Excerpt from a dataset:
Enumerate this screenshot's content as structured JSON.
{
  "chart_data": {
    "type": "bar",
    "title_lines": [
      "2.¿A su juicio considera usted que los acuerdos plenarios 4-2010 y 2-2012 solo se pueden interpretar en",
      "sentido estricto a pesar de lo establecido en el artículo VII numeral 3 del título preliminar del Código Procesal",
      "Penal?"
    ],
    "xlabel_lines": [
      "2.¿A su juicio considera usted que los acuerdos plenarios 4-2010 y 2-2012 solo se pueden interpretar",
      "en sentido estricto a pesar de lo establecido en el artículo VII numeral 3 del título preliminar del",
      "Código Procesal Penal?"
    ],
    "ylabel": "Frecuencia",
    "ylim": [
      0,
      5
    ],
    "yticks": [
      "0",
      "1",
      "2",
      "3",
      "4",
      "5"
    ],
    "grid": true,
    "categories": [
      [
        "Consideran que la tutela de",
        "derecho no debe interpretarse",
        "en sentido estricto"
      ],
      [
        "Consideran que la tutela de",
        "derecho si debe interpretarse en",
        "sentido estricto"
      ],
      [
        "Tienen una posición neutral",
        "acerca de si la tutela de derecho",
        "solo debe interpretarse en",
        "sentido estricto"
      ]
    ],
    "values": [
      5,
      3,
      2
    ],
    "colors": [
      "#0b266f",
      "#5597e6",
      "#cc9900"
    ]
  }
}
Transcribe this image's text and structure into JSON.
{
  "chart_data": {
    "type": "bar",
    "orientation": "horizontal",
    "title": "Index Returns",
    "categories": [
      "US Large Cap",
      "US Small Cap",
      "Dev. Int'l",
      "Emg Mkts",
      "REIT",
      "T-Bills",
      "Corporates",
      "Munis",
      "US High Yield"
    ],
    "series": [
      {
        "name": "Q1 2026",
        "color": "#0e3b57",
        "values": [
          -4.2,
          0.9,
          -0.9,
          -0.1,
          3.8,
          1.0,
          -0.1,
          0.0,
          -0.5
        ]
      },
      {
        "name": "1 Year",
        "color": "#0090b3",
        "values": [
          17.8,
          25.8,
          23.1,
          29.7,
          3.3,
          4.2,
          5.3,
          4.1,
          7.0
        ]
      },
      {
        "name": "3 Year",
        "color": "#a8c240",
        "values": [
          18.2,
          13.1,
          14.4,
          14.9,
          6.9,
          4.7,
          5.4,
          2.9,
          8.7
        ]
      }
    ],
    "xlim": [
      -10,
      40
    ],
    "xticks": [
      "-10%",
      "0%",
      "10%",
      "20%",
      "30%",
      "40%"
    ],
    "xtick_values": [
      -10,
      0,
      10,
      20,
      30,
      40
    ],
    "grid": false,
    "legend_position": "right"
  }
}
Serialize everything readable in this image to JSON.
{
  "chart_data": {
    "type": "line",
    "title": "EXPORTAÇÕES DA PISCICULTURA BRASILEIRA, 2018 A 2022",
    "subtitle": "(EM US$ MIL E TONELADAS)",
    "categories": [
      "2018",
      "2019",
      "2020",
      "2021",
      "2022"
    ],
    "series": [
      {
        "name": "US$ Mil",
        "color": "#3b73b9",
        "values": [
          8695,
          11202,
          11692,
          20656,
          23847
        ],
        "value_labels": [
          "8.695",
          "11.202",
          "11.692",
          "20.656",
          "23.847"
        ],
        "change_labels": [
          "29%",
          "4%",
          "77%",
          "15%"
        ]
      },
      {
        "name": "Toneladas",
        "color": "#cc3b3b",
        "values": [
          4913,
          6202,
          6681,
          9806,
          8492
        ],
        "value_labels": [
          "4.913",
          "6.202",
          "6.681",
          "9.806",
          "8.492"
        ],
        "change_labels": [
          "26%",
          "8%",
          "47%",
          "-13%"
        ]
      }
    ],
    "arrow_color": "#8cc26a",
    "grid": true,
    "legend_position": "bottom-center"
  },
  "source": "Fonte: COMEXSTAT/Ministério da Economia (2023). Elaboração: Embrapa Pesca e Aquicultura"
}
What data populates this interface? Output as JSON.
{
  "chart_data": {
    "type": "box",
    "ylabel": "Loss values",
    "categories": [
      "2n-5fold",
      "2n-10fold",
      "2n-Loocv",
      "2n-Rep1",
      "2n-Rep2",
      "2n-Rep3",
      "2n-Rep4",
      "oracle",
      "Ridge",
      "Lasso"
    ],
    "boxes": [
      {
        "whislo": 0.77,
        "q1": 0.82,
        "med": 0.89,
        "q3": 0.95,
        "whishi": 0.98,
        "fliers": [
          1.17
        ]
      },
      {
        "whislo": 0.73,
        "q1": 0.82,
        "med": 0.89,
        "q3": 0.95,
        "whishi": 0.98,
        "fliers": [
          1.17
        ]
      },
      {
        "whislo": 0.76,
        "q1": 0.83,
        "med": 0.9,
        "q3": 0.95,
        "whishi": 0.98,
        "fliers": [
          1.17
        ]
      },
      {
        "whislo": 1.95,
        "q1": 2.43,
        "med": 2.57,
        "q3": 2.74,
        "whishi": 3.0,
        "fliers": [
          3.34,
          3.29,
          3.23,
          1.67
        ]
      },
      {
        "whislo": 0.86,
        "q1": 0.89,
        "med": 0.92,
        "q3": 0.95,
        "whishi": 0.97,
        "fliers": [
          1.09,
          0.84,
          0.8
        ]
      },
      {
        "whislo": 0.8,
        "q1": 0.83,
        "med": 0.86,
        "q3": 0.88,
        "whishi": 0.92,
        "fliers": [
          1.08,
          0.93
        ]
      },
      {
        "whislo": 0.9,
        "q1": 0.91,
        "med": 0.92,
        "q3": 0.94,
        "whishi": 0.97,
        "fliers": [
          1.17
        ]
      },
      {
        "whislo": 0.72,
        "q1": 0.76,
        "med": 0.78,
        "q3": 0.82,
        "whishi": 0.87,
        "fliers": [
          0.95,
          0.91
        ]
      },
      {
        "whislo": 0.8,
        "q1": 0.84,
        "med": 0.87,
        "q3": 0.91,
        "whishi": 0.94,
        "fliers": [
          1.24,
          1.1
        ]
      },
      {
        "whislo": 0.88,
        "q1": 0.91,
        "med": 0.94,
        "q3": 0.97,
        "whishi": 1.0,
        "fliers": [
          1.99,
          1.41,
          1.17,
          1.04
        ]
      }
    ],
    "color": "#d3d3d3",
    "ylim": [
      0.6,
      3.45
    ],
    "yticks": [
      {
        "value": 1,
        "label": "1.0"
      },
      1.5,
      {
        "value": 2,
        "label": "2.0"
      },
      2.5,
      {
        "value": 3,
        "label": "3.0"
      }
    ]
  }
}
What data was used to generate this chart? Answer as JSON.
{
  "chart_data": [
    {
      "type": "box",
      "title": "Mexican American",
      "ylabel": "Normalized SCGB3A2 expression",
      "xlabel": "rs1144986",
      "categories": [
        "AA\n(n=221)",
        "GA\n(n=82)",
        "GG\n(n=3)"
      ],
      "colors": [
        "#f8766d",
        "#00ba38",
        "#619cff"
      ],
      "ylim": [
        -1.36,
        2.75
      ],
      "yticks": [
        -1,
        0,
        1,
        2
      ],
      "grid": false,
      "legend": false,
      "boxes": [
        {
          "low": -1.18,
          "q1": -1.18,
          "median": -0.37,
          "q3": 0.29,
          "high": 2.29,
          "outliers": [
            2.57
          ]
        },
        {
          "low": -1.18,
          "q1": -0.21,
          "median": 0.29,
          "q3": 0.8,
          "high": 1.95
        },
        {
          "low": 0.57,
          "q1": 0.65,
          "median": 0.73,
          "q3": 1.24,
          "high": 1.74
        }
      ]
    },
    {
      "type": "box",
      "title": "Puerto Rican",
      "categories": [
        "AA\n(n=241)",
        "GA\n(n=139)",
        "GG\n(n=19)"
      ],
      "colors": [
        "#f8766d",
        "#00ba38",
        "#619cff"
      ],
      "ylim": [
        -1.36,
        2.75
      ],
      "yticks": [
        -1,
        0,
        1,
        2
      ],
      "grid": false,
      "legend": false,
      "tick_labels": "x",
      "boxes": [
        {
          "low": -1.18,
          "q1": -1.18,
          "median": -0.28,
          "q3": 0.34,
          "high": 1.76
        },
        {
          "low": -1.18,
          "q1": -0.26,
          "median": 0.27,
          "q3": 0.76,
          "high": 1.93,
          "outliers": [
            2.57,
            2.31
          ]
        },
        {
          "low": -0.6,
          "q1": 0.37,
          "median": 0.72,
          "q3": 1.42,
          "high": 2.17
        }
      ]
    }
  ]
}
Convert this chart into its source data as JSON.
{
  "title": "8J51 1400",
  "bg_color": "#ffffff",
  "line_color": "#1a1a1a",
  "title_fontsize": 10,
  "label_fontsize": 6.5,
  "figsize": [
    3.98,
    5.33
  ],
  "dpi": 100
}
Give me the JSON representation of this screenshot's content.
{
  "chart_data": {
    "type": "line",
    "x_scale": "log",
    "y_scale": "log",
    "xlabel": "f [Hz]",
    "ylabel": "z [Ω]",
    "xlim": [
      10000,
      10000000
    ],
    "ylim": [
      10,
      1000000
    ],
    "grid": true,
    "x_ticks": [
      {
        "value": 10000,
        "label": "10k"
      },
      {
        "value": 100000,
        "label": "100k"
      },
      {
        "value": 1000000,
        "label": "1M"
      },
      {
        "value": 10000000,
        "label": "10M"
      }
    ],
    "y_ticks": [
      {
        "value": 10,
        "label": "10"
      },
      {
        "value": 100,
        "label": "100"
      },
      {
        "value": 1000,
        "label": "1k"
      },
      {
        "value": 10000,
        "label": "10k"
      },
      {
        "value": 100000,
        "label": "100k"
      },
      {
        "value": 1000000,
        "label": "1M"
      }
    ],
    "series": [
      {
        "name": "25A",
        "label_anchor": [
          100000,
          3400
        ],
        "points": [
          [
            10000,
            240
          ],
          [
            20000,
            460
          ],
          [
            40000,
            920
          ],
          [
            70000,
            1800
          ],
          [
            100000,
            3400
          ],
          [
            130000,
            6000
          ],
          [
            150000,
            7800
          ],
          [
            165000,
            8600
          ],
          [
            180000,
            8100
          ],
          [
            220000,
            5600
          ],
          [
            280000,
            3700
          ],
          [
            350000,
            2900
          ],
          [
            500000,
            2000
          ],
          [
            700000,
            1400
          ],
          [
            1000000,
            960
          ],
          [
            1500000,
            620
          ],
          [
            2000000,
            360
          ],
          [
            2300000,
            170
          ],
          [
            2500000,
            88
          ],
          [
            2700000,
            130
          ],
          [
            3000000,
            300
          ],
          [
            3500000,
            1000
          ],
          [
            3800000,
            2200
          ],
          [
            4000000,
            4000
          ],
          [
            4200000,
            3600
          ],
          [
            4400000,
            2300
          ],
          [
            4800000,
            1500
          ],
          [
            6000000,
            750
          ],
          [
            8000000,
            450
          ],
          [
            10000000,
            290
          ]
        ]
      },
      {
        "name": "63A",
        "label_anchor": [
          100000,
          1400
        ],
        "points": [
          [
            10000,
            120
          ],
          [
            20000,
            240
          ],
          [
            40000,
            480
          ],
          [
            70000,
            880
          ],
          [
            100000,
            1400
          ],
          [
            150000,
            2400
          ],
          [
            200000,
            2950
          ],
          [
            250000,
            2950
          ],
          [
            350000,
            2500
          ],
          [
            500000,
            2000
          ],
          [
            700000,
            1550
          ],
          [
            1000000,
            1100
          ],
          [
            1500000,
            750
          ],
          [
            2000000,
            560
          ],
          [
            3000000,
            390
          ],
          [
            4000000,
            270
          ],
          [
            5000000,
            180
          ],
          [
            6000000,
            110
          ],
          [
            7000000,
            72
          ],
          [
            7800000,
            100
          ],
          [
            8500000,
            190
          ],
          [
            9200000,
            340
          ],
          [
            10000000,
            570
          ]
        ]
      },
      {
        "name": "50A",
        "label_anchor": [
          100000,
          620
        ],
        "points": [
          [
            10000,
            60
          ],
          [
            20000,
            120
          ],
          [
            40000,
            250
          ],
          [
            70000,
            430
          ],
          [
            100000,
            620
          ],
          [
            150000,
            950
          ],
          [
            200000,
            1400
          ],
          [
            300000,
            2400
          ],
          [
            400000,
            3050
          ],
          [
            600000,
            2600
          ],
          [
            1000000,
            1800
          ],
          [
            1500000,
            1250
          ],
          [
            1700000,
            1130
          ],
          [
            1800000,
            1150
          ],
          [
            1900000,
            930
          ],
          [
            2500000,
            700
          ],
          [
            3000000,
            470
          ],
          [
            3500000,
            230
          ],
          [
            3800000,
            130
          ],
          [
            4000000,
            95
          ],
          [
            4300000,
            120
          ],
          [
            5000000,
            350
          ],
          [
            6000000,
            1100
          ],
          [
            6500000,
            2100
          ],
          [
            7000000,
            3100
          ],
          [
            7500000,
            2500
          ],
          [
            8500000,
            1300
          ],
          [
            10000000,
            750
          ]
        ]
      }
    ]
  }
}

EXERCISE TASK: Go through the listing above and pull out each line containing the word "estricto".

SOLUTION FOR THIS PROBLEM:
      "sentido estricto a pesar de lo establecido en el artículo VII numeral 3 del título preliminar del Código Procesal",
      "en sentido estricto a pesar de lo establecido en el artículo VII numeral 3 del título preliminar del",
        "en sentido estricto"
        "sentido estricto"
        "sentido estricto"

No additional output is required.